| INSTRUCTION |
Return each line of the listing that contains the string "text".
[start RECORDS FOR THIS TASK]
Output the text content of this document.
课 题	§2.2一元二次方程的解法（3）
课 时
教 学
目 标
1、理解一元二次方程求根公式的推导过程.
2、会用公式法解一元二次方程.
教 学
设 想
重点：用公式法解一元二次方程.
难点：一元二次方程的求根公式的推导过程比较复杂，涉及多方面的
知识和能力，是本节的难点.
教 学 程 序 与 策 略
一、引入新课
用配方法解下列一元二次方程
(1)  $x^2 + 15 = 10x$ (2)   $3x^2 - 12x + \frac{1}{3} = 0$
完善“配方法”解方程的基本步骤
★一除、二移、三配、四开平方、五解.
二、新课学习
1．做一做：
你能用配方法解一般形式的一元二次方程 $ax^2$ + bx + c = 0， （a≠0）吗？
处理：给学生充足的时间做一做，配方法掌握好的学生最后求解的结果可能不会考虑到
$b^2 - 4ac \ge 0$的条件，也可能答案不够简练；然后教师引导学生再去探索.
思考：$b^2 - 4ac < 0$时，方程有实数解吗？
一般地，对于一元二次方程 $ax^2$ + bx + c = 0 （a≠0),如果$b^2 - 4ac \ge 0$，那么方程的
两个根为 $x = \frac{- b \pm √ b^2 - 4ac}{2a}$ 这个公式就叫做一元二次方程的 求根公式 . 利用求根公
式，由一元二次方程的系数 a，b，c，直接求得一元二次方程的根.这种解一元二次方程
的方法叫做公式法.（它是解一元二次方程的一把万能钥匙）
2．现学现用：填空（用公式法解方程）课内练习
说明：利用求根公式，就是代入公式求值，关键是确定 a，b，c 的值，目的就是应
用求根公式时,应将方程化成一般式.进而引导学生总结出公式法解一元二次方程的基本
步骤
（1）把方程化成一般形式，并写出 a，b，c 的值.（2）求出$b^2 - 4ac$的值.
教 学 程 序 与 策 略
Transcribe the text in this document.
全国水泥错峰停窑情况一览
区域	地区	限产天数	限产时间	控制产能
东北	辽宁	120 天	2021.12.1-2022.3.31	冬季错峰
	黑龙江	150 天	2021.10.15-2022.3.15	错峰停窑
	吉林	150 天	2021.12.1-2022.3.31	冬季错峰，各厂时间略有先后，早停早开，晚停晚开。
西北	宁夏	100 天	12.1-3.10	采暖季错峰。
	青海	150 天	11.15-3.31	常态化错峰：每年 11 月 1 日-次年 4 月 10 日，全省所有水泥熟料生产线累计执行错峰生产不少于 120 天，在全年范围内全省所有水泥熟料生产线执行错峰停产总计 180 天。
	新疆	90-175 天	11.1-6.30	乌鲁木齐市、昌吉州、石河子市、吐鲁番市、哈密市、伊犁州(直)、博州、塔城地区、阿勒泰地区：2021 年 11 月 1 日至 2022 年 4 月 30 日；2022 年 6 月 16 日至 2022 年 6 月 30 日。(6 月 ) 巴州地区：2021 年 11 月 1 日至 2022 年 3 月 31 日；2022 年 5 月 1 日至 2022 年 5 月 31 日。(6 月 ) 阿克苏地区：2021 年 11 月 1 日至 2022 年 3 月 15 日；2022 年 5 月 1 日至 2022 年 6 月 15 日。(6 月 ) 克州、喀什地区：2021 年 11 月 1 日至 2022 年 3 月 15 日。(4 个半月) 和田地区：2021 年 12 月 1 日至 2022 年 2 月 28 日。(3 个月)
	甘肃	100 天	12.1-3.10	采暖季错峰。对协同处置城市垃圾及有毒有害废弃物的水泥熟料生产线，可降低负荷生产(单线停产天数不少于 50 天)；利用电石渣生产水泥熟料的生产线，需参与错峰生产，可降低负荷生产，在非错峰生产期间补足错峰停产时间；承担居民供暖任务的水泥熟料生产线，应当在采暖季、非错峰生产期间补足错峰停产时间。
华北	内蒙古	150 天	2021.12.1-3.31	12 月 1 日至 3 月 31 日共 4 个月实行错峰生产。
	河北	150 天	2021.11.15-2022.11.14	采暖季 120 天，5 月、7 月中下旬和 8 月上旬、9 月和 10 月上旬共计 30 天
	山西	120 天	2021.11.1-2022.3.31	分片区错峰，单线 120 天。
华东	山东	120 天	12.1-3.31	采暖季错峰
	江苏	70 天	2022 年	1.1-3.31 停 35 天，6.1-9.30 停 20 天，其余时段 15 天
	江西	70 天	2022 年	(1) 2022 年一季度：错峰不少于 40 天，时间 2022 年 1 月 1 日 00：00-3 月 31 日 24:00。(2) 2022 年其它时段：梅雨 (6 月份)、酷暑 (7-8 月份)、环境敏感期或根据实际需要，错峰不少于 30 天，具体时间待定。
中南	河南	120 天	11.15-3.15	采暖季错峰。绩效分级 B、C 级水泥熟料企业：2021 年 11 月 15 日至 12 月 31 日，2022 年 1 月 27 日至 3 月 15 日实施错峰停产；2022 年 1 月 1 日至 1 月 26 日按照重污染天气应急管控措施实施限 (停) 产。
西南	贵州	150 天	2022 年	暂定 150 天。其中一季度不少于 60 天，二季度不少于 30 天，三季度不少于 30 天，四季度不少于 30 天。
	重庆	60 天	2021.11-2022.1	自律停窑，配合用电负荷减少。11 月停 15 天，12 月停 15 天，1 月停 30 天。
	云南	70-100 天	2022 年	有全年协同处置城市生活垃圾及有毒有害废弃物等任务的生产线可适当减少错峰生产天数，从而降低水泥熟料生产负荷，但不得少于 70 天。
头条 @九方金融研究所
[end RECORDS FOR THIS TASK]
| ANSWER TO THIS EXERCISE |
Output the text content of this document.
Transcribe the text in this document.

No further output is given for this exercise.